» **Short problem**:
Return the material exactly as supplied, apart from the pictures, which are omitted.

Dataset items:
────────────────

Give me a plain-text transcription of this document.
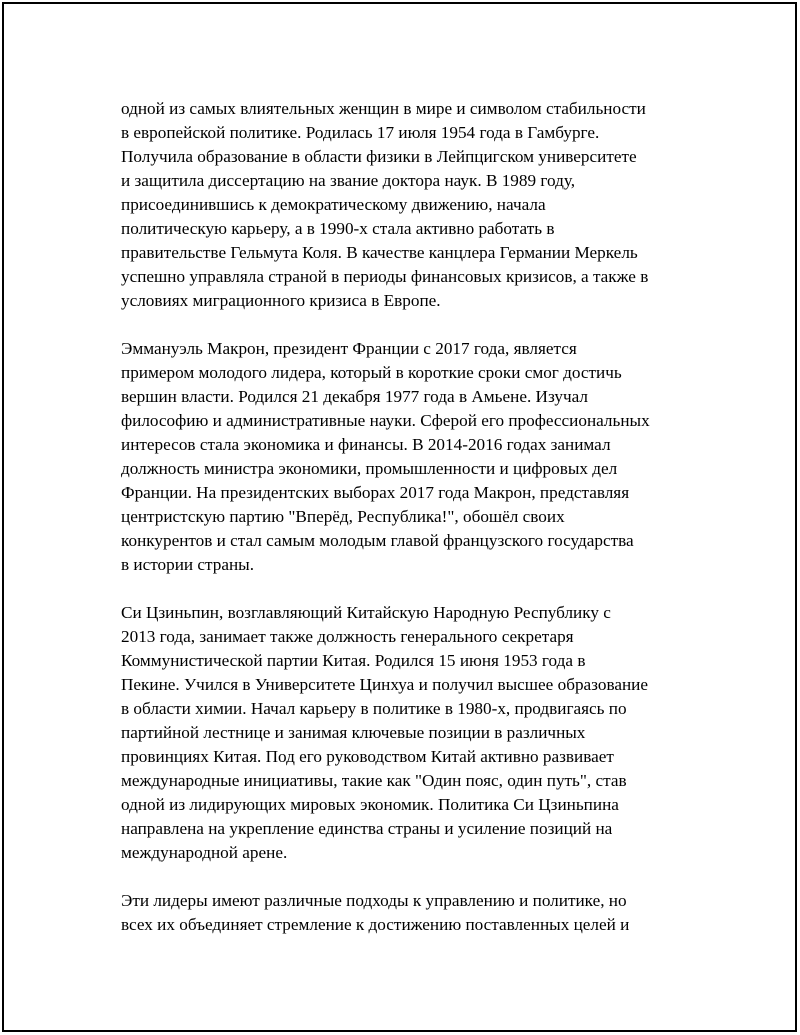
одной из самых влиятельных женщин в мире и символом стабильности
в европейской политике. Родилась 17 июля 1954 года в Гамбурге.
Получила образование в области физики в Лейпцигском университете
и защитила диссертацию на звание доктора наук. В 1989 году,
присоединившись к демократическому движению, начала
политическую карьеру, а в 1990-х стала активно работать в
правительстве Гельмута Коля. В качестве канцлера Германии Меркель
успешно управляла страной в периоды финансовых кризисов, а также в
условиях миграционного кризиса в Европе.

Эммануэль Макрон, президент Франции с 2017 года, является
примером молодого лидера, который в короткие сроки смог достичь
вершин власти. Родился 21 декабря 1977 года в Амьене. Изучал
философию и административные науки. Сферой его профессиональных
интересов стала экономика и финансы. В 2014-2016 годах занимал
должность министра экономики, промышленности и цифровых дел
Франции. На президентских выборах 2017 года Макрон, представляя
центристскую партию "Вперёд, Республика!", обошёл своих
конкурентов и стал самым молодым главой французского государства
в истории страны.

Си Цзиньпин, возглавляющий Китайскую Народную Республику с
2013 года, занимает также должность генерального секретаря
Коммунистической партии Китая. Родился 15 июня 1953 года в
Пекине. Учился в Университете Цинхуа и получил высшее образование
в области химии. Начал карьеру в политике в 1980-х, продвигаясь по
партийной лестнице и занимая ключевые позиции в различных
провинциях Китая. Под его руководством Китай активно развивает
международные инициативы, такие как "Один пояс, один путь", став
одной из лидирующих мировых экономик. Политика Си Цзиньпина
направлена на укрепление единства страны и усиление позиций на
международной арене.

Эти лидеры имеют различные подходы к управлению и политике, но
всех их объединяет стремление к достижению поставленных целей и
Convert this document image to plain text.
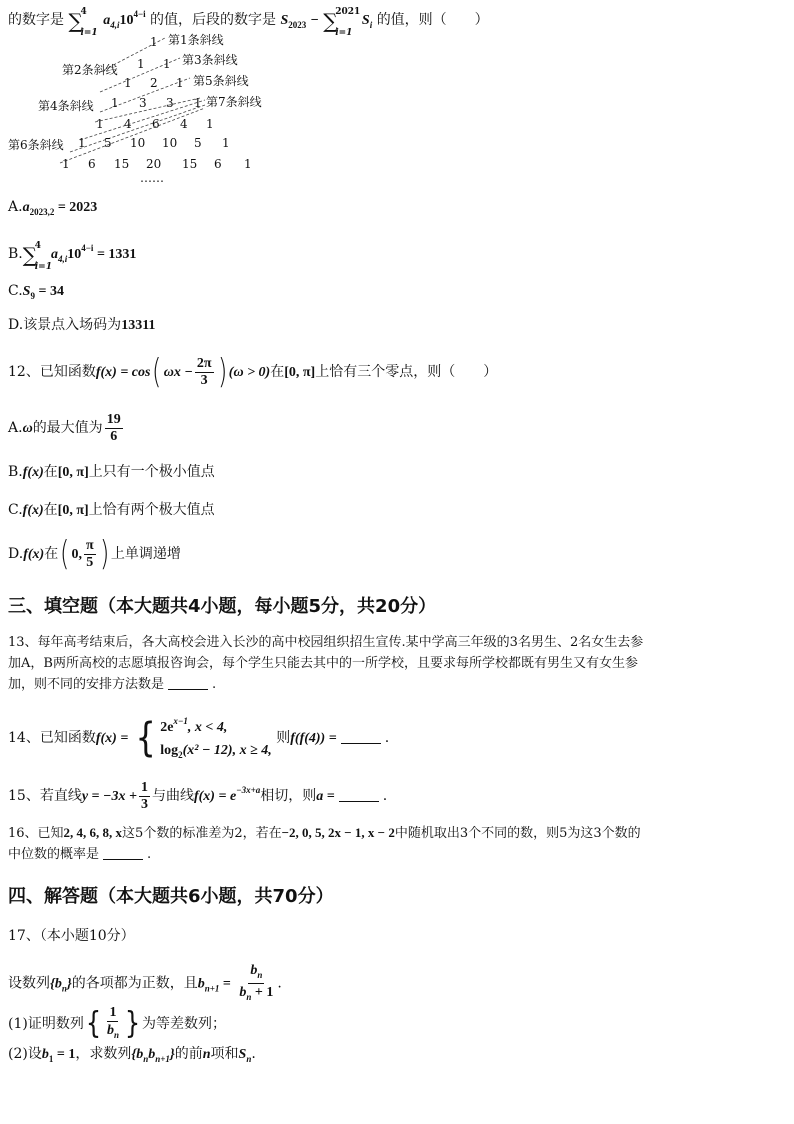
的数字是 ∑
4
i=1
$a_{4,i}10^{4-i}$ 的值，后段的数字是 $S_{2023}$ − ∑
2021
i=1
$S_i$ 的值，则（　　）
第1条斜线
第2条斜线
第3条斜线
第5条斜线
第4条斜线	第7条斜线
第6条斜线
1
1 1
1 2 1
1 3 3 1
1 4 6 4 1
1 5 10 10 5 1
1 6 15 20 15 6 1
……
$A.a_{2023,2} = 2023$
B.∑
4
i=1
$a_{4,i}10^{4-i} = 1331$
$C.S_9 = 34$
D.该景点入场码为13311
12、已知函数f(x) = cos( $\omega x - \frac{2\pi}{3}$ ) (ω > 0)在[0, π]上恰有三个零点，则（　　）
A.ω的最大值为 $\frac{19}{6}$
B.f(x)在[0, π]上只有一个极小值点
C.f(x)在[0, π]上恰有两个极大值点
D.f(x)在( 0, $\frac{\pi}{5}$ ) 上单调递增
三、填空题（本大题共4小题，每小题5分，共20分）
13、每年高考结束后，各大高校会进入长沙的高中校园组织招生宣传.某中学高三年级的3名男生、2名女生去参
加A，B两所高校的志愿填报咨询会，每个学生只能去其中的一所学校，且要求每所学校都既有男生又有女生参
加，则不同的安排方法数是	.
14、已知函数f(x) = { $2e^{x-1}$, x < 4,
$\log_2(x^2 - 12)$, x ≥ 4,
则f(f(4)) =	.
15、若直线$y = -3x + \frac{1}{3}$ 与曲线$f(x) = e^{-3x+a}$相切，则a =	.
16、已知2, 4, 6, 8, x这5个数的标准差为2，若在−2, 0, 5, 2x − 1, x − 2中随机取出3个不同的数，则5为这3个数的
中位数的概率是	.
四、解答题（本大题共6小题，共70分）
17、（本小题10分）
设数列$\{b_n\}$的各项都为正数，且$b_{n+1} = \frac{b_n}{b_n + 1}$ .
(1)证明数列{ $\frac{1}{b_n}$ } 为等差数列；
(2)设$b_1 = 1$，求数列$\{b_nb_{n+1}\}$的前n项和$S_n$.
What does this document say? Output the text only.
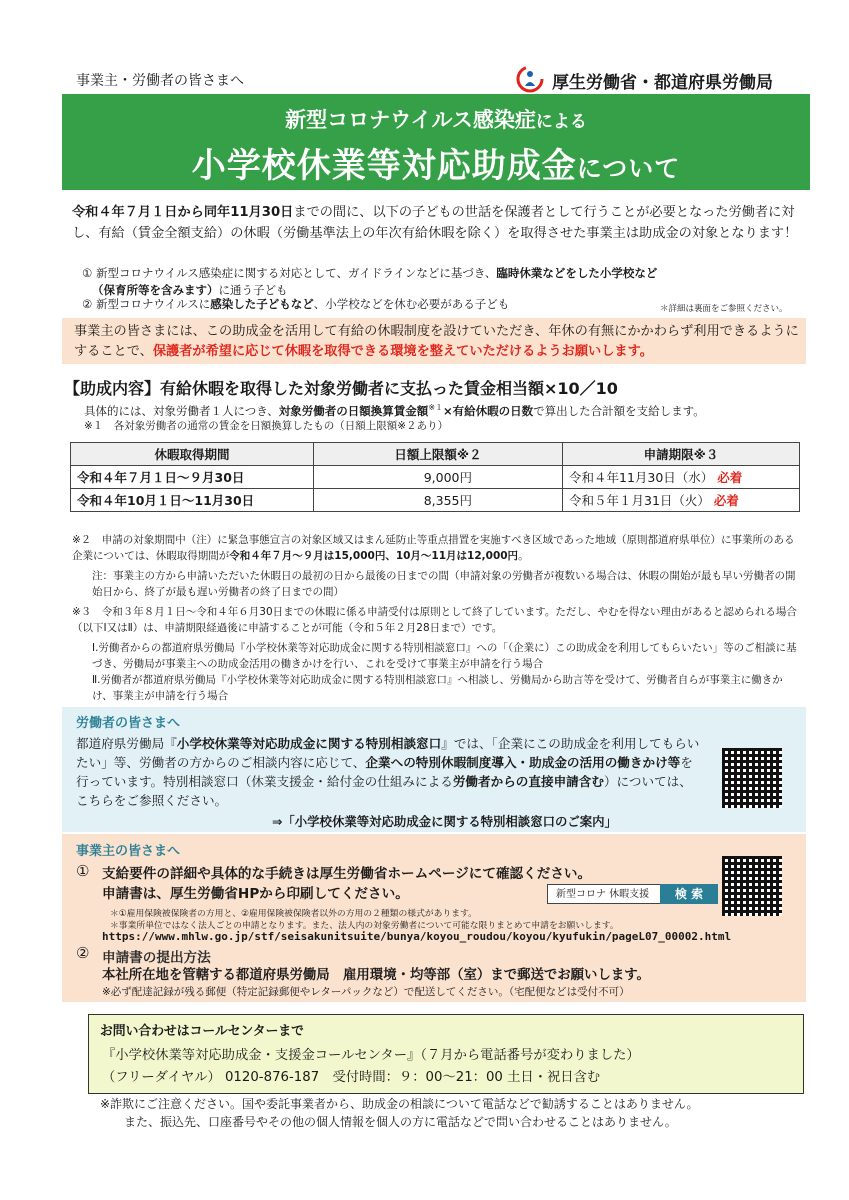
事業主・労働者の皆さまへ	厚生労働省・都道府県労働局
新型コロナウイルス感染症による
小学校休業等対応助成金について
令和４年７月１日から同年11月30日までの間に、以下の子どもの世話を保護者として行うことが必要となった労働者に対し、有給（賃金全額支給）の休暇（労働基準法上の年次有給休暇を除く）を取得させた事業主は助成金の対象となります！
① 新型コロナウイルス感染症に関する対応として、ガイドラインなどに基づき、臨時休業などをした小学校など
（保育所等を含みます）に通う子ども
② 新型コロナウイルスに感染した子どもなど、小学校などを休む必要がある子ども	＊詳細は裏面をご参照ください。
事業主の皆さまには、この助成金を活用して有給の休暇制度を設けていただき、年休の有無にかかわらず利用できるようにすることで、保護者が希望に応じて休暇を取得できる環境を整えていただけるようお願いします。
【助成内容】有給休暇を取得した対象労働者に支払った賃金相当額×10／10
具体的には、対象労働者１人につき、対象労働者の日額換算賃金額$^{※1}$×有給休暇の日数で算出した合計額を支給します。
※１　各対象労働者の通常の賃金を日額換算したもの（日額上限額※２あり）
休暇取得期間	日額上限額※２	申請期限※３
令和４年７月１日～９月30日	9,000円	令和４年11月30日（水） 必着
令和４年10月１日～11月30日	8,355円	令和５年１月31日（火） 必着
※２　申請の対象期間中（注）に緊急事態宣言の対象区域又はまん延防止等重点措置を実施すべき区域であった地域（原則都道府県単位）に事業所のある企業については、休暇取得期間が令和４年７月～９月は15,000円、10月～11月は12,000円。
注：事業主の方から申請いただいた休暇日の最初の日から最後の日までの間（申請対象の労働者が複数いる場合は、休暇の開始が最も早い労働者の開始日から、終了が最も遅い労働者の終了日までの間）
※３　令和３年８月１日～令和４年６月30日までの休暇に係る申請受付は原則として終了しています。ただし、やむを得ない理由があると認められる場合（以下Ⅰ又はⅡ）は、申請期限経過後に申請することが可能（令和５年２月28日まで）です。
Ⅰ.労働者からの都道府県労働局『小学校休業等対応助成金に関する特別相談窓口』への「（企業に）この助成金を利用してもらいたい」等のご相談に基づき、労働局が事業主への助成金活用の働きかけを行い、これを受けて事業主が申請を行う場合
Ⅱ.労働者が都道府県労働局『小学校休業等対応助成金に関する特別相談窓口』へ相談し、労働局から助言等を受けて、労働者自らが事業主に働きかけ、事業主が申請を行う場合
労働者の皆さまへ
都道府県労働局『小学校休業等対応助成金に関する特別相談窓口』では、「企業にこの助成金を利用してもらいたい」等、労働者の方からのご相談内容に応じて、企業への特別休暇制度導入・助成金の活用の働きかけ等を行っています。特別相談窓口（休業支援金・給付金の仕組みによる労働者からの直接申請含む）については、こちらをご参照ください。
⇒「小学校休業等対応助成金に関する特別相談窓口のご案内」
事業主の皆さまへ
① 支給要件の詳細や具体的な手続きは厚生労働省ホームページにて確認ください。
申請書は、厚生労働省HPから印刷してください。	新型コロナ 休暇支援	検 索
＊①雇用保険被保険者の方用と、②雇用保険被保険者以外の方用の２種類の様式があります。
＊事業所単位ではなく法人ごとの申請となります。また、法人内の対象労働者について可能な限りまとめて申請をお願いします。
https://www.mhlw.go.jp/stf/seisakunitsuite/bunya/koyou_roudou/koyou/kyufukin/pageL07_00002.html
② 申請書の提出方法
本社所在地を管轄する都道府県労働局　雇用環境・均等部（室）まで郵送でお願いします。
※必ず配達記録が残る郵便（特定記録郵便やレターパックなど）で配送してください。（宅配便などは受付不可）
お問い合わせはコールセンターまで
『小学校休業等対応助成金・支援金コールセンター』（７月から電話番号が変わりました）
（フリーダイヤル） 0120-876-187　受付時間：９：00～21：00 土日・祝日含む
※詐欺にご注意ください。国や委託事業者から、助成金の相談について電話などで勧誘することはありません。
また、振込先、口座番号やその他の個人情報を個人の方に電話などで問い合わせることはありません。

────────────────

» **Output of the task**:
Give me a plain-text transcription of this document.
одной из самых влиятельных женщин в мире и символом стабильности
в европейской политике. Родилась 17 июля 1954 года в Гамбурге.
Получила образование в области физики в Лейпцигском университете
и защитила диссертацию на звание доктора наук. В 1989 году,
присоединившись к демократическому движению, начала
политическую карьеру, а в 1990-х стала активно работать в
правительстве Гельмута Коля. В качестве канцлера Германии Меркель
успешно управляла страной в периоды финансовых кризисов, а также в
условиях миграционного кризиса в Европе.

Эммануэль Макрон, президент Франции с 2017 года, является
примером молодого лидера, который в короткие сроки смог достичь
вершин власти. Родился 21 декабря 1977 года в Амьене. Изучал
философию и административные науки. Сферой его профессиональных
интересов стала экономика и финансы. В 2014-2016 годах занимал
должность министра экономики, промышленности и цифровых дел
Франции. На президентских выборах 2017 года Макрон, представляя
центристскую партию "Вперёд, Республика!", обошёл своих
конкурентов и стал самым молодым главой французского государства
в истории страны.

Си Цзиньпин, возглавляющий Китайскую Народную Республику с
2013 года, занимает также должность генерального секретаря
Коммунистической партии Китая. Родился 15 июня 1953 года в
Пекине. Учился в Университете Цинхуа и получил высшее образование
в области химии. Начал карьеру в политике в 1980-х, продвигаясь по
партийной лестнице и занимая ключевые позиции в различных
провинциях Китая. Под его руководством Китай активно развивает
международные инициативы, такие как "Один пояс, один путь", став
одной из лидирующих мировых экономик. Политика Си Цзиньпина
направлена на укрепление единства страны и усиление позиций на
международной арене.

Эти лидеры имеют различные подходы к управлению и политике, но
всех их объединяет стремление к достижению поставленных целей и
Convert this document image to plain text.
的数字是 ∑
4
i=1
$a_{4,i}10^{4-i}$ 的值，后段的数字是 $S_{2023}$ − ∑
2021
i=1
$S_i$ 的值，则（　　）
第1条斜线
第2条斜线
第3条斜线
第5条斜线
第4条斜线	第7条斜线
第6条斜线
1
1 1
1 2 1
1 3 3 1
1 4 6 4 1
1 5 10 10 5 1
1 6 15 20 15 6 1
……
$A.a_{2023,2} = 2023$
B.∑
4
i=1
$a_{4,i}10^{4-i} = 1331$
$C.S_9 = 34$
D.该景点入场码为13311
12、已知函数f(x) = cos( $\omega x - \frac{2\pi}{3}$ ) (ω > 0)在[0, π]上恰有三个零点，则（　　）
A.ω的最大值为 $\frac{19}{6}$
B.f(x)在[0, π]上只有一个极小值点
C.f(x)在[0, π]上恰有两个极大值点
D.f(x)在( 0, $\frac{\pi}{5}$ ) 上单调递增
三、填空题（本大题共4小题，每小题5分，共20分）
13、每年高考结束后，各大高校会进入长沙的高中校园组织招生宣传.某中学高三年级的3名男生、2名女生去参
加A，B两所高校的志愿填报咨询会，每个学生只能去其中的一所学校，且要求每所学校都既有男生又有女生参
加，则不同的安排方法数是	.
14、已知函数f(x) = { $2e^{x-1}$, x < 4,
$\log_2(x^2 - 12)$, x ≥ 4,
则f(f(4)) =	.
15、若直线$y = -3x + \frac{1}{3}$ 与曲线$f(x) = e^{-3x+a}$相切，则a =	.
16、已知2, 4, 6, 8, x这5个数的标准差为2，若在−2, 0, 5, 2x − 1, x − 2中随机取出3个不同的数，则5为这3个数的
中位数的概率是	.
四、解答题（本大题共6小题，共70分）
17、（本小题10分）
设数列$\{b_n\}$的各项都为正数，且$b_{n+1} = \frac{b_n}{b_n + 1}$ .
(1)证明数列{ $\frac{1}{b_n}$ } 为等差数列；
(2)设$b_1 = 1$，求数列$\{b_nb_{n+1}\}$的前n项和$S_n$.
What does this document say? Output the text only.
事業主・労働者の皆さまへ	厚生労働省・都道府県労働局
新型コロナウイルス感染症による
小学校休業等対応助成金について
令和４年７月１日から同年11月30日までの間に、以下の子どもの世話を保護者として行うことが必要となった労働者に対し、有給（賃金全額支給）の休暇（労働基準法上の年次有給休暇を除く）を取得させた事業主は助成金の対象となります！
① 新型コロナウイルス感染症に関する対応として、ガイドラインなどに基づき、臨時休業などをした小学校など
（保育所等を含みます）に通う子ども
② 新型コロナウイルスに感染した子どもなど、小学校などを休む必要がある子ども	＊詳細は裏面をご参照ください。
事業主の皆さまには、この助成金を活用して有給の休暇制度を設けていただき、年休の有無にかかわらず利用できるようにすることで、保護者が希望に応じて休暇を取得できる環境を整えていただけるようお願いします。
【助成内容】有給休暇を取得した対象労働者に支払った賃金相当額×10／10
具体的には、対象労働者１人につき、対象労働者の日額換算賃金額$^{※1}$×有給休暇の日数で算出した合計額を支給します。
※１　各対象労働者の通常の賃金を日額換算したもの（日額上限額※２あり）
休暇取得期間	日額上限額※２	申請期限※３
令和４年７月１日～９月30日	9,000円	令和４年11月30日（水） 必着
令和４年10月１日～11月30日	8,355円	令和５年１月31日（火） 必着
※２　申請の対象期間中（注）に緊急事態宣言の対象区域又はまん延防止等重点措置を実施すべき区域であった地域（原則都道府県単位）に事業所のある企業については、休暇取得期間が令和４年７月～９月は15,000円、10月～11月は12,000円。
注：事業主の方から申請いただいた休暇日の最初の日から最後の日までの間（申請対象の労働者が複数いる場合は、休暇の開始が最も早い労働者の開始日から、終了が最も遅い労働者の終了日までの間）
※３　令和３年８月１日～令和４年６月30日までの休暇に係る申請受付は原則として終了しています。ただし、やむを得ない理由があると認められる場合（以下Ⅰ又はⅡ）は、申請期限経過後に申請することが可能（令和５年２月28日まで）です。
Ⅰ.労働者からの都道府県労働局『小学校休業等対応助成金に関する特別相談窓口』への「（企業に）この助成金を利用してもらいたい」等のご相談に基づき、労働局が事業主への助成金活用の働きかけを行い、これを受けて事業主が申請を行う場合
Ⅱ.労働者が都道府県労働局『小学校休業等対応助成金に関する特別相談窓口』へ相談し、労働局から助言等を受けて、労働者自らが事業主に働きかけ、事業主が申請を行う場合
労働者の皆さまへ
都道府県労働局『小学校休業等対応助成金に関する特別相談窓口』では、「企業にこの助成金を利用してもらいたい」等、労働者の方からのご相談内容に応じて、企業への特別休暇制度導入・助成金の活用の働きかけ等を行っています。特別相談窓口（休業支援金・給付金の仕組みによる労働者からの直接申請含む）については、こちらをご参照ください。
⇒「小学校休業等対応助成金に関する特別相談窓口のご案内」
事業主の皆さまへ
① 支給要件の詳細や具体的な手続きは厚生労働省ホームページにて確認ください。
申請書は、厚生労働省HPから印刷してください。	新型コロナ 休暇支援	検 索
＊①雇用保険被保険者の方用と、②雇用保険被保険者以外の方用の２種類の様式があります。
＊事業所単位ではなく法人ごとの申請となります。また、法人内の対象労働者について可能な限りまとめて申請をお願いします。
https://www.mhlw.go.jp/stf/seisakunitsuite/bunya/koyou_roudou/koyou/kyufukin/pageL07_00002.html
② 申請書の提出方法
本社所在地を管轄する都道府県労働局　雇用環境・均等部（室）まで郵送でお願いします。
※必ず配達記録が残る郵便（特定記録郵便やレターパックなど）で配送してください。（宅配便などは受付不可）
お問い合わせはコールセンターまで
『小学校休業等対応助成金・支援金コールセンター』（７月から電話番号が変わりました）
（フリーダイヤル） 0120-876-187　受付時間：９：00～21：00 土日・祝日含む
※詐欺にご注意ください。国や委託事業者から、助成金の相談について電話などで勧誘することはありません。
また、振込先、口座番号やその他の個人情報を個人の方に電話などで問い合わせることはありません。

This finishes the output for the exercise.